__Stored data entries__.
>> start

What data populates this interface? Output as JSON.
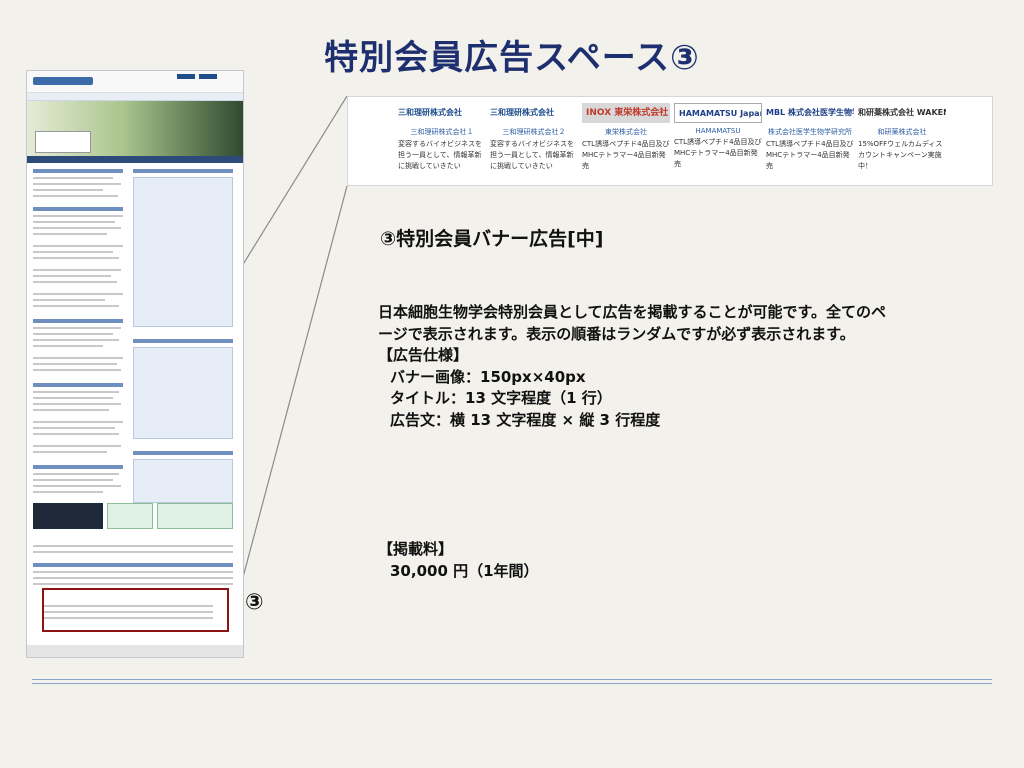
{
  "slide": {
    "title": "特別会員広告スペース③",
    "marker_label": "③"
  },
  "banner": {
    "items": [
      {
        "logo": "三和理研株式会社",
        "name": "三和理研株式会社１",
        "desc": "変容するバイオビジネスを担う一員として、情報革新に挑戦していきたい"
      },
      {
        "logo": "三和理研株式会社",
        "name": "三和理研株式会社２",
        "desc": "変容するバイオビジネスを担う一員として、情報革新に挑戦していきたい"
      },
      {
        "logo": "INOX 東栄株式会社",
        "name": "東栄株式会社",
        "desc": "CTL誘導ペプチド4品目及びMHCテトラマー4品目新発売"
      },
      {
        "logo": "HAMAMATSU Japan",
        "name": "HAMAMATSU",
        "desc": "CTL誘導ペプチド4品目及びMHCテトラマー4品目新発売"
      },
      {
        "logo": "MBL 株式会社医学生物学研究所",
        "name": "株式会社医学生物学研究所",
        "desc": "CTL誘導ペプチド4品目及びMHCテトラマー4品目新発売"
      },
      {
        "logo": "和研薬株式会社 WAKENYAKU CO.,LTD.",
        "name": "和研薬株式会社",
        "desc": "15%OFFウェルカムディスカウントキャンペーン実施中！"
      }
    ]
  },
  "content": {
    "subheading": "③特別会員バナー広告[中]",
    "description_line1": "日本細胞生物学会特別会員として広告を掲載することが可能です。全てのペ",
    "description_line2": "ージで表示されます。表示の順番はランダムですが必ず表示されます。",
    "spec_heading": "【広告仕様】",
    "spec_banner": "バナー画像：150px×40px",
    "spec_title": "タイトル：13 文字程度（1 行）",
    "spec_text": "広告文：横 13 文字程度 × 縦 3 行程度",
    "fee_heading": "【掲載料】",
    "fee_value": "30,000 円（1年間）"
  },
  "colors": {
    "title": "#1d2f6f",
    "highlight_border": "#8b1515",
    "background": "#f3f1ec"
  }
}
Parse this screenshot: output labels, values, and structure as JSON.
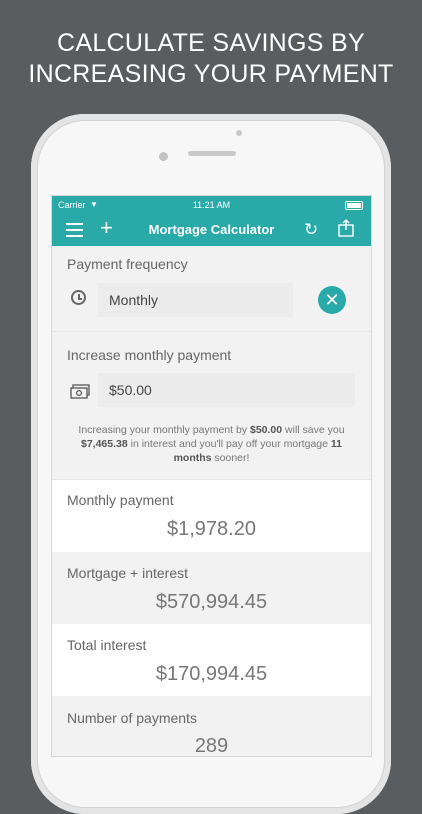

>> end

__CHALLENGE__. Repeat all of the records verbatim, leaving out the pictures.

__WORKED SOLUTION__.
What data populates this interface? Output as JSON.
{
  "slide": {
    "title": "特別会員広告スペース③",
    "marker_label": "③"
  },
  "banner": {
    "items": [
      {
        "logo": "三和理研株式会社",
        "name": "三和理研株式会社１",
        "desc": "変容するバイオビジネスを担う一員として、情報革新に挑戦していきたい"
      },
      {
        "logo": "三和理研株式会社",
        "name": "三和理研株式会社２",
        "desc": "変容するバイオビジネスを担う一員として、情報革新に挑戦していきたい"
      },
      {
        "logo": "INOX 東栄株式会社",
        "name": "東栄株式会社",
        "desc": "CTL誘導ペプチド4品目及びMHCテトラマー4品目新発売"
      },
      {
        "logo": "HAMAMATSU Japan",
        "name": "HAMAMATSU",
        "desc": "CTL誘導ペプチド4品目及びMHCテトラマー4品目新発売"
      },
      {
        "logo": "MBL 株式会社医学生物学研究所",
        "name": "株式会社医学生物学研究所",
        "desc": "CTL誘導ペプチド4品目及びMHCテトラマー4品目新発売"
      },
      {
        "logo": "和研薬株式会社 WAKENYAKU CO.,LTD.",
        "name": "和研薬株式会社",
        "desc": "15%OFFウェルカムディスカウントキャンペーン実施中！"
      }
    ]
  },
  "content": {
    "subheading": "③特別会員バナー広告[中]",
    "description_line1": "日本細胞生物学会特別会員として広告を掲載することが可能です。全てのペ",
    "description_line2": "ージで表示されます。表示の順番はランダムですが必ず表示されます。",
    "spec_heading": "【広告仕様】",
    "spec_banner": "バナー画像：150px×40px",
    "spec_title": "タイトル：13 文字程度（1 行）",
    "spec_text": "広告文：横 13 文字程度 × 縦 3 行程度",
    "fee_heading": "【掲載料】",
    "fee_value": "30,000 円（1年間）"
  },
  "colors": {
    "title": "#1d2f6f",
    "highlight_border": "#8b1515",
    "background": "#f3f1ec"
  }
}
Parse this screenshot: output labels, values, and structure as JSON.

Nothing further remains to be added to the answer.